Stated problem: Give the number of lines that hold the string "verhältnißmäßig". Nothing else is needed.
## start
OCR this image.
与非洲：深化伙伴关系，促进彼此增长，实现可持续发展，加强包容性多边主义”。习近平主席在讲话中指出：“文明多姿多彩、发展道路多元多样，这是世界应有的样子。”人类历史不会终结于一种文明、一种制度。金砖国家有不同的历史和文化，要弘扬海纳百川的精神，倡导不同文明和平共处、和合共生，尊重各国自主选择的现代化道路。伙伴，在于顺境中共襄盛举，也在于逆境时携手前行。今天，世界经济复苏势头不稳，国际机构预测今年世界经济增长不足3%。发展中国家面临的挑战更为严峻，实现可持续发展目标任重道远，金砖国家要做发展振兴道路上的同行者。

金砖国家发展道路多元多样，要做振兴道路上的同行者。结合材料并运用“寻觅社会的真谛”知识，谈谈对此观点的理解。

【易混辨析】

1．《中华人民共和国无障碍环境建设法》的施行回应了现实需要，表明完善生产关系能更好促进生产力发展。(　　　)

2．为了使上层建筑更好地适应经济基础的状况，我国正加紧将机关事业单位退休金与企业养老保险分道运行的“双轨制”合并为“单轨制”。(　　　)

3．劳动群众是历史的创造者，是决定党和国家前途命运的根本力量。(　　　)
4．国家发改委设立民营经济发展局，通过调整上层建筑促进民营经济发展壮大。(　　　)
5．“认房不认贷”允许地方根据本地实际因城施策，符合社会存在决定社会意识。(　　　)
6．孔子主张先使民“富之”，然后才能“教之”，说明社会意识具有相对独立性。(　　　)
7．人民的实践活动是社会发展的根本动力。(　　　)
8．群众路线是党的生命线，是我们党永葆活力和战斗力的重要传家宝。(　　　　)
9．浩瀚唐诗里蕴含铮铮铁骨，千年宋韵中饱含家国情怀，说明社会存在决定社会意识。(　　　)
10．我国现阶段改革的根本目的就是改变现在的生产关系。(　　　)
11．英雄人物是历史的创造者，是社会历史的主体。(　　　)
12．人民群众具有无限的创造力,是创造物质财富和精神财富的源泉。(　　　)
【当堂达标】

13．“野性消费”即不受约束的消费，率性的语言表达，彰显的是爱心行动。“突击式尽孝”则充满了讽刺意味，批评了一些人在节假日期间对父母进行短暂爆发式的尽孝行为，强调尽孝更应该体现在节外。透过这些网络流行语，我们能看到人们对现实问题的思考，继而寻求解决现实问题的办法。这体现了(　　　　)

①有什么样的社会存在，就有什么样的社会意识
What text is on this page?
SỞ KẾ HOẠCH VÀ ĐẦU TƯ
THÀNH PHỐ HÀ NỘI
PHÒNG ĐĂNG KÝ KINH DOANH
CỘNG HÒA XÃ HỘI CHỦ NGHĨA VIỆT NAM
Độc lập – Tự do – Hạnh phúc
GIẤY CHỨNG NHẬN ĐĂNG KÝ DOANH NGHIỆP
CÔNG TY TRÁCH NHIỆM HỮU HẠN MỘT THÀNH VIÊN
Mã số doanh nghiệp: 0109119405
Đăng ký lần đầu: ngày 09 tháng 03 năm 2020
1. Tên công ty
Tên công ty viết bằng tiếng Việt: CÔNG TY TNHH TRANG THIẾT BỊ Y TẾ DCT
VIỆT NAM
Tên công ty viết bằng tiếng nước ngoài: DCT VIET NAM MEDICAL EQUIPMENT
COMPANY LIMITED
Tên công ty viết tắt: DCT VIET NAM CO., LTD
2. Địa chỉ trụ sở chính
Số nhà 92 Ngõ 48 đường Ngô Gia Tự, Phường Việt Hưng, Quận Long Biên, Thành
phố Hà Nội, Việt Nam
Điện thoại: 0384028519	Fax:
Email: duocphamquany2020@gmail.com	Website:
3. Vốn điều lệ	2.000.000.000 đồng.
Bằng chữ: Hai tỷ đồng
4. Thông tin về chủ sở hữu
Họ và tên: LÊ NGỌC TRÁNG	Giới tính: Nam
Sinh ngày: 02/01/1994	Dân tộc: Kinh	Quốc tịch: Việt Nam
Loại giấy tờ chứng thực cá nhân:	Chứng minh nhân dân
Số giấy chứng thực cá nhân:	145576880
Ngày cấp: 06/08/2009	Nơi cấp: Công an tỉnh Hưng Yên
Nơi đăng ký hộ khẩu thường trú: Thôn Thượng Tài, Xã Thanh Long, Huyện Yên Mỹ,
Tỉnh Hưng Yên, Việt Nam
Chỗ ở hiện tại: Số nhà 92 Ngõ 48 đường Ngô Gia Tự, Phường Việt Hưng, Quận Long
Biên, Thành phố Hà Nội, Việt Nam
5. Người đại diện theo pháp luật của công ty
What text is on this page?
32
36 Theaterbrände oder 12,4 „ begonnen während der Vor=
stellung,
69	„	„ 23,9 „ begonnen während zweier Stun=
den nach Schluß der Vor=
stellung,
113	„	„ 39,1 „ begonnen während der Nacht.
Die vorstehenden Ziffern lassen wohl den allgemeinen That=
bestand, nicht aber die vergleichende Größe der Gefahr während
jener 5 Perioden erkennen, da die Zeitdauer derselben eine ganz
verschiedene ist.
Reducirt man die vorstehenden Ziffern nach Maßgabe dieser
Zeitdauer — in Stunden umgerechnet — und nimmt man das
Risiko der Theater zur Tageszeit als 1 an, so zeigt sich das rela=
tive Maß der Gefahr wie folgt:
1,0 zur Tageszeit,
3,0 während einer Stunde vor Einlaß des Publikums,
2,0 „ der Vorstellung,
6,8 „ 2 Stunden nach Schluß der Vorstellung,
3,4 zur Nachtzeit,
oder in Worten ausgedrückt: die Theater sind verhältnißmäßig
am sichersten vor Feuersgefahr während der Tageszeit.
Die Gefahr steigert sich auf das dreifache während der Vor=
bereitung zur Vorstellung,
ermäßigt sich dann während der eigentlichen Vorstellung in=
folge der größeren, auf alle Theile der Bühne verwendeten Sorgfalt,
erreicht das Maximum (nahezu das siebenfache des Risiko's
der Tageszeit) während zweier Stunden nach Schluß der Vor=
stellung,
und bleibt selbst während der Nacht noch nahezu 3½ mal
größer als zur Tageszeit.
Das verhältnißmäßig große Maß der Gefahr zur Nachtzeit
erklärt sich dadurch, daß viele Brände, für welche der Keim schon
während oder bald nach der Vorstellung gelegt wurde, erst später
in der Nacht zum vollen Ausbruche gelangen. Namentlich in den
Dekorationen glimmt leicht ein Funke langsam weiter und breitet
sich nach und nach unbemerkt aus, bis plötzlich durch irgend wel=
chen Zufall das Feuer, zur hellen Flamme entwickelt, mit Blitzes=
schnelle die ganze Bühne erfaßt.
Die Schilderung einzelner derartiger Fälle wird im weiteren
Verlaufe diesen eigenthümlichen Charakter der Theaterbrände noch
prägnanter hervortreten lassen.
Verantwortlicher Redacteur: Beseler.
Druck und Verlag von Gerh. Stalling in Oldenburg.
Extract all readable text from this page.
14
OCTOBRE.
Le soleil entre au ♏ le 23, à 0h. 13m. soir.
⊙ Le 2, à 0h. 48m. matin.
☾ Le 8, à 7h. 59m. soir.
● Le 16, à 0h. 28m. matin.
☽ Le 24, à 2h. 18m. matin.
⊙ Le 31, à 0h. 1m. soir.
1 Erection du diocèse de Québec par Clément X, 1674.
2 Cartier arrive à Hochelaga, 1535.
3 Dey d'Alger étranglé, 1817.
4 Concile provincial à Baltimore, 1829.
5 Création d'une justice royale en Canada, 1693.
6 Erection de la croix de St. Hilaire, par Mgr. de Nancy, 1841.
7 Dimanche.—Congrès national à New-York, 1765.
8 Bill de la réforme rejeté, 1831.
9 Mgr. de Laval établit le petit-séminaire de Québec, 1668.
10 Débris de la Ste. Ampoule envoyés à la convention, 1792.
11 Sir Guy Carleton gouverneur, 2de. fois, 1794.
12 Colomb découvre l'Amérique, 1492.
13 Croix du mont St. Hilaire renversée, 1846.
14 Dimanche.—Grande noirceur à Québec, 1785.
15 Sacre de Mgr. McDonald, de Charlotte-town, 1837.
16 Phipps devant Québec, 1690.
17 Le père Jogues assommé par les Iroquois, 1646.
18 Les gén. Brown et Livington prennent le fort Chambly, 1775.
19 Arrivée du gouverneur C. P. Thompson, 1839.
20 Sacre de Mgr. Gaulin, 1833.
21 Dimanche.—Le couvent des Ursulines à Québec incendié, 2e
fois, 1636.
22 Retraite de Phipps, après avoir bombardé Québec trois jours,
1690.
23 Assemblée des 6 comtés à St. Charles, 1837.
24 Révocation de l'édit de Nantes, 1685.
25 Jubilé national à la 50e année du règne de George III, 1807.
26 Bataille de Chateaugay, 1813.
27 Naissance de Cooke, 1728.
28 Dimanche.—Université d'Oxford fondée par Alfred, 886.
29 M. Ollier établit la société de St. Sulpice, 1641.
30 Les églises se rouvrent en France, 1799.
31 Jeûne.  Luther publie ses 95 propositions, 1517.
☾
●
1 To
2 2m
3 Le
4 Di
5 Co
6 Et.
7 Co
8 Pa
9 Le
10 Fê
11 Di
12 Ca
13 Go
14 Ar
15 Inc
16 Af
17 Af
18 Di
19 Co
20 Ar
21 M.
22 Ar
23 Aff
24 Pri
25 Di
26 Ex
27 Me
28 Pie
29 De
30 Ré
## end
Written solution: 2